[AVAILABLE RECORDS]:
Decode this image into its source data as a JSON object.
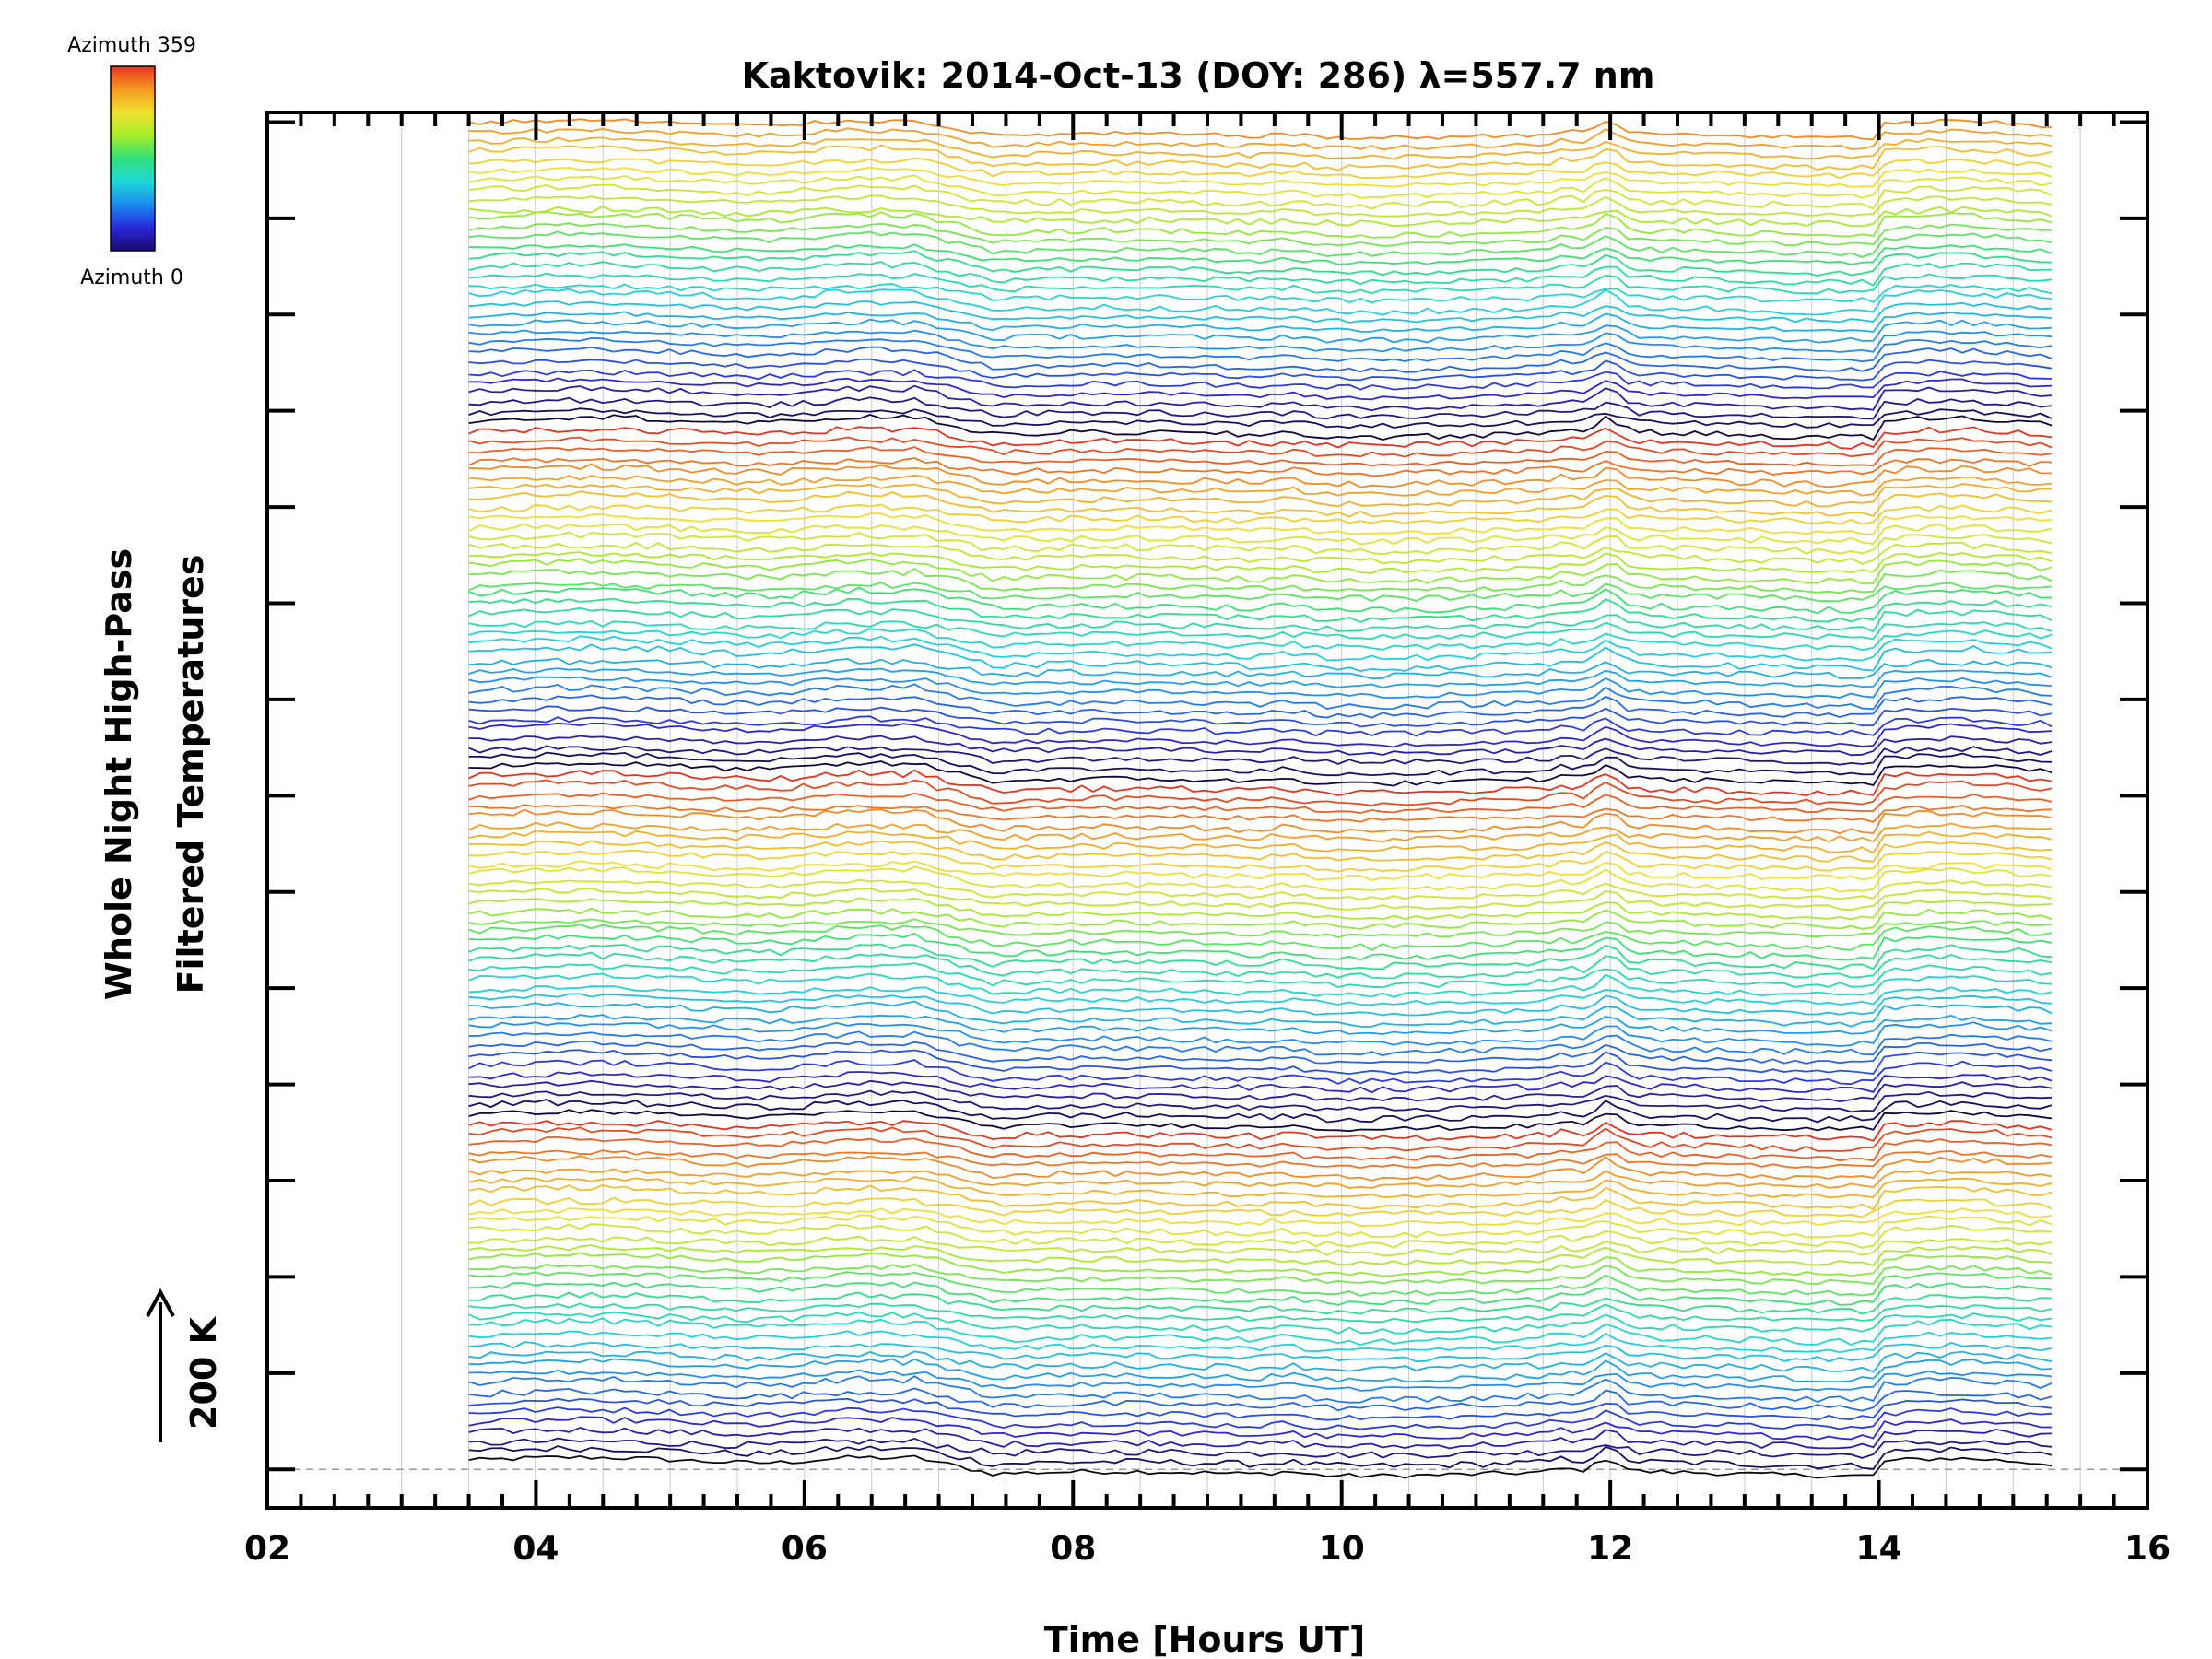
{
  "chart_data": {
    "type": "line",
    "title": "Kaktovik: 2014-Oct-13 (DOY: 286) λ=557.7 nm",
    "xlabel": "Time [Hours UT]",
    "ylabel_line1": "Whole Night High-Pass",
    "ylabel_line2": "Filtered Temperatures",
    "x_tick_labels": [
      "02",
      "04",
      "06",
      "08",
      "10",
      "12",
      "14",
      "16"
    ],
    "x_ticks": [
      2,
      4,
      6,
      8,
      10,
      12,
      14,
      16
    ],
    "xlim": [
      2,
      16
    ],
    "data_xrange": [
      3.5,
      15.3
    ],
    "ylim": [
      -80,
      2820
    ],
    "y_major_tick_spacing": 200,
    "scale_label": "200 K",
    "scale_value_k": 200,
    "trace_offset_k": 20,
    "num_traces": 140,
    "legend": {
      "top_label": "Azimuth 359",
      "bottom_label": "Azimuth 0",
      "colormap": "rainbow (blue at 0, green, yellow, red at 359)",
      "colors": [
        "#1a0a6e",
        "#2a28d8",
        "#1a8aef",
        "#1fd8d8",
        "#2fe07a",
        "#a6ef2a",
        "#f0e030",
        "#f59a20",
        "#e8321e"
      ]
    },
    "features": [
      {
        "time": 6.7,
        "description": "step drop at ~06:45 UT"
      },
      {
        "time": 11.98,
        "description": "sharp peak at ~12 UT"
      },
      {
        "time": 14.05,
        "description": "step rise at ~14:03 UT"
      }
    ]
  }
}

[CHALLENGE]: Copy the records word for word, leaving no picture in the copy.

[REPLY]:
Decode this image into its source data as a JSON object.
{
  "chart_data": {
    "type": "line",
    "title": "Kaktovik: 2014-Oct-13 (DOY: 286) λ=557.7 nm",
    "xlabel": "Time [Hours UT]",
    "ylabel_line1": "Whole Night High-Pass",
    "ylabel_line2": "Filtered Temperatures",
    "x_tick_labels": [
      "02",
      "04",
      "06",
      "08",
      "10",
      "12",
      "14",
      "16"
    ],
    "x_ticks": [
      2,
      4,
      6,
      8,
      10,
      12,
      14,
      16
    ],
    "xlim": [
      2,
      16
    ],
    "data_xrange": [
      3.5,
      15.3
    ],
    "ylim": [
      -80,
      2820
    ],
    "y_major_tick_spacing": 200,
    "scale_label": "200 K",
    "scale_value_k": 200,
    "trace_offset_k": 20,
    "num_traces": 140,
    "legend": {
      "top_label": "Azimuth 359",
      "bottom_label": "Azimuth 0",
      "colormap": "rainbow (blue at 0, green, yellow, red at 359)",
      "colors": [
        "#1a0a6e",
        "#2a28d8",
        "#1a8aef",
        "#1fd8d8",
        "#2fe07a",
        "#a6ef2a",
        "#f0e030",
        "#f59a20",
        "#e8321e"
      ]
    },
    "features": [
      {
        "time": 6.7,
        "description": "step drop at ~06:45 UT"
      },
      {
        "time": 11.98,
        "description": "sharp peak at ~12 UT"
      },
      {
        "time": 14.05,
        "description": "step rise at ~14:03 UT"
      }
    ]
  }
}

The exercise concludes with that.